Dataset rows
--------

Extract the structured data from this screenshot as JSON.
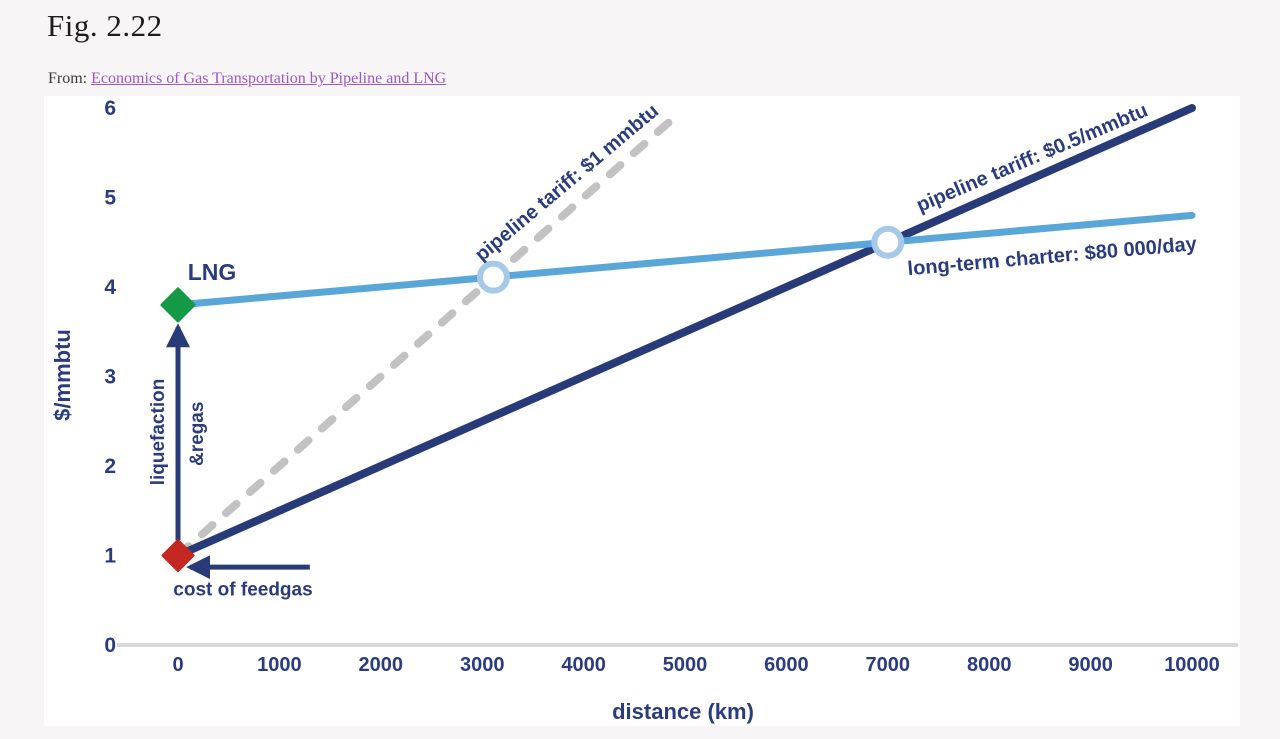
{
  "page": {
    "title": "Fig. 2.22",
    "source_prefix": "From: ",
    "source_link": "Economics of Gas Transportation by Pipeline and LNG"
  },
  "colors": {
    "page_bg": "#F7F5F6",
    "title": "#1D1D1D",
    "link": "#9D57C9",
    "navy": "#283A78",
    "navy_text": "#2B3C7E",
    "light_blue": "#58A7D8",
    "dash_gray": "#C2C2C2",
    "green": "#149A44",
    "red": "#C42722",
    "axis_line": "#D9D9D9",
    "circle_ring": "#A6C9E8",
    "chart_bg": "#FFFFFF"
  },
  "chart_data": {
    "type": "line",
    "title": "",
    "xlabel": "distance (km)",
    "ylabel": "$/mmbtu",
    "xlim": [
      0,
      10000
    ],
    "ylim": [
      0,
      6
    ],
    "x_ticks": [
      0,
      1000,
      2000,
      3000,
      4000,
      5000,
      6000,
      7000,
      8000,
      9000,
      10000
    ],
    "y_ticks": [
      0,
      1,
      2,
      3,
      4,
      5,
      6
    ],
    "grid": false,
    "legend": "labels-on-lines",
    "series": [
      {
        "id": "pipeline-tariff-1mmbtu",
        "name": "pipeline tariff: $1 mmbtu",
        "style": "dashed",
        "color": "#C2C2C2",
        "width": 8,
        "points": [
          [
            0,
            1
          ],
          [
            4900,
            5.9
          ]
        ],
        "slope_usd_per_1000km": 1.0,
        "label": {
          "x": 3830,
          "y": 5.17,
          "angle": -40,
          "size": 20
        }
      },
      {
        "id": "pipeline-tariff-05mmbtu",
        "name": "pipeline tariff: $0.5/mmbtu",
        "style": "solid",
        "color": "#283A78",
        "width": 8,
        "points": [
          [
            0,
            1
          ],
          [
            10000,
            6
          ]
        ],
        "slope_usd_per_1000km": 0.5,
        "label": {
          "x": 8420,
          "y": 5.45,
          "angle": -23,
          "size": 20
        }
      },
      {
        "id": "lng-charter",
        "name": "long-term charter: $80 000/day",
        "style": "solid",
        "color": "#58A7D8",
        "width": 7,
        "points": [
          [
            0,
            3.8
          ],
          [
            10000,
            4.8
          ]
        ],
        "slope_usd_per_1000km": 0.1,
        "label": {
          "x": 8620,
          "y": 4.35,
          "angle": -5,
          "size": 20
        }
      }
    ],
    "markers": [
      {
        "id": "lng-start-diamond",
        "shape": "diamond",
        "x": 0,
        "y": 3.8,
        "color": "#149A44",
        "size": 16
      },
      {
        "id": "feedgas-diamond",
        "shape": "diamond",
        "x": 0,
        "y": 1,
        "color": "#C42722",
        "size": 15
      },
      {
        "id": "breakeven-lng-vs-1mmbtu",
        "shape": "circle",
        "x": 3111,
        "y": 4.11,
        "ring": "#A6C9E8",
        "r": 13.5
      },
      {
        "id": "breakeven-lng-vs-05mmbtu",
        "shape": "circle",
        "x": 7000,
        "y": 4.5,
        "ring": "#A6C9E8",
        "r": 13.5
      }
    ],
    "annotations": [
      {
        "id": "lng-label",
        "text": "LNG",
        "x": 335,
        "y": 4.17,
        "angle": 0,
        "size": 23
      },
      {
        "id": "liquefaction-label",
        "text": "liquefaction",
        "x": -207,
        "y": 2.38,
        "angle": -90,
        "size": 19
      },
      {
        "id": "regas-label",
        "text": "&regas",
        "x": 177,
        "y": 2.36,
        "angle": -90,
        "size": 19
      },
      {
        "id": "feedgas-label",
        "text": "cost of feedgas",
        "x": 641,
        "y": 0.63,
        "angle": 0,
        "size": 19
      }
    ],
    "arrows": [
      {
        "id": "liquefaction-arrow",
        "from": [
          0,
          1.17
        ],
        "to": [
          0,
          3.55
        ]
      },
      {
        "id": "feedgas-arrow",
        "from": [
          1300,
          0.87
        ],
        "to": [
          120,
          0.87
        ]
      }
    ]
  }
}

--------

> **REQUIRED TASK**
Take the data above and repeat it exactly, leaving each picture out.

> **ANSWER IN FULL**
Extract the structured data from this screenshot as JSON.
{
  "page": {
    "title": "Fig. 2.22",
    "source_prefix": "From: ",
    "source_link": "Economics of Gas Transportation by Pipeline and LNG"
  },
  "colors": {
    "page_bg": "#F7F5F6",
    "title": "#1D1D1D",
    "link": "#9D57C9",
    "navy": "#283A78",
    "navy_text": "#2B3C7E",
    "light_blue": "#58A7D8",
    "dash_gray": "#C2C2C2",
    "green": "#149A44",
    "red": "#C42722",
    "axis_line": "#D9D9D9",
    "circle_ring": "#A6C9E8",
    "chart_bg": "#FFFFFF"
  },
  "chart_data": {
    "type": "line",
    "title": "",
    "xlabel": "distance (km)",
    "ylabel": "$/mmbtu",
    "xlim": [
      0,
      10000
    ],
    "ylim": [
      0,
      6
    ],
    "x_ticks": [
      0,
      1000,
      2000,
      3000,
      4000,
      5000,
      6000,
      7000,
      8000,
      9000,
      10000
    ],
    "y_ticks": [
      0,
      1,
      2,
      3,
      4,
      5,
      6
    ],
    "grid": false,
    "legend": "labels-on-lines",
    "series": [
      {
        "id": "pipeline-tariff-1mmbtu",
        "name": "pipeline tariff: $1 mmbtu",
        "style": "dashed",
        "color": "#C2C2C2",
        "width": 8,
        "points": [
          [
            0,
            1
          ],
          [
            4900,
            5.9
          ]
        ],
        "slope_usd_per_1000km": 1.0,
        "label": {
          "x": 3830,
          "y": 5.17,
          "angle": -40,
          "size": 20
        }
      },
      {
        "id": "pipeline-tariff-05mmbtu",
        "name": "pipeline tariff: $0.5/mmbtu",
        "style": "solid",
        "color": "#283A78",
        "width": 8,
        "points": [
          [
            0,
            1
          ],
          [
            10000,
            6
          ]
        ],
        "slope_usd_per_1000km": 0.5,
        "label": {
          "x": 8420,
          "y": 5.45,
          "angle": -23,
          "size": 20
        }
      },
      {
        "id": "lng-charter",
        "name": "long-term charter: $80 000/day",
        "style": "solid",
        "color": "#58A7D8",
        "width": 7,
        "points": [
          [
            0,
            3.8
          ],
          [
            10000,
            4.8
          ]
        ],
        "slope_usd_per_1000km": 0.1,
        "label": {
          "x": 8620,
          "y": 4.35,
          "angle": -5,
          "size": 20
        }
      }
    ],
    "markers": [
      {
        "id": "lng-start-diamond",
        "shape": "diamond",
        "x": 0,
        "y": 3.8,
        "color": "#149A44",
        "size": 16
      },
      {
        "id": "feedgas-diamond",
        "shape": "diamond",
        "x": 0,
        "y": 1,
        "color": "#C42722",
        "size": 15
      },
      {
        "id": "breakeven-lng-vs-1mmbtu",
        "shape": "circle",
        "x": 3111,
        "y": 4.11,
        "ring": "#A6C9E8",
        "r": 13.5
      },
      {
        "id": "breakeven-lng-vs-05mmbtu",
        "shape": "circle",
        "x": 7000,
        "y": 4.5,
        "ring": "#A6C9E8",
        "r": 13.5
      }
    ],
    "annotations": [
      {
        "id": "lng-label",
        "text": "LNG",
        "x": 335,
        "y": 4.17,
        "angle": 0,
        "size": 23
      },
      {
        "id": "liquefaction-label",
        "text": "liquefaction",
        "x": -207,
        "y": 2.38,
        "angle": -90,
        "size": 19
      },
      {
        "id": "regas-label",
        "text": "&regas",
        "x": 177,
        "y": 2.36,
        "angle": -90,
        "size": 19
      },
      {
        "id": "feedgas-label",
        "text": "cost of feedgas",
        "x": 641,
        "y": 0.63,
        "angle": 0,
        "size": 19
      }
    ],
    "arrows": [
      {
        "id": "liquefaction-arrow",
        "from": [
          0,
          1.17
        ],
        "to": [
          0,
          3.55
        ]
      },
      {
        "id": "feedgas-arrow",
        "from": [
          1300,
          0.87
        ],
        "to": [
          120,
          0.87
        ]
      }
    ]
  }
}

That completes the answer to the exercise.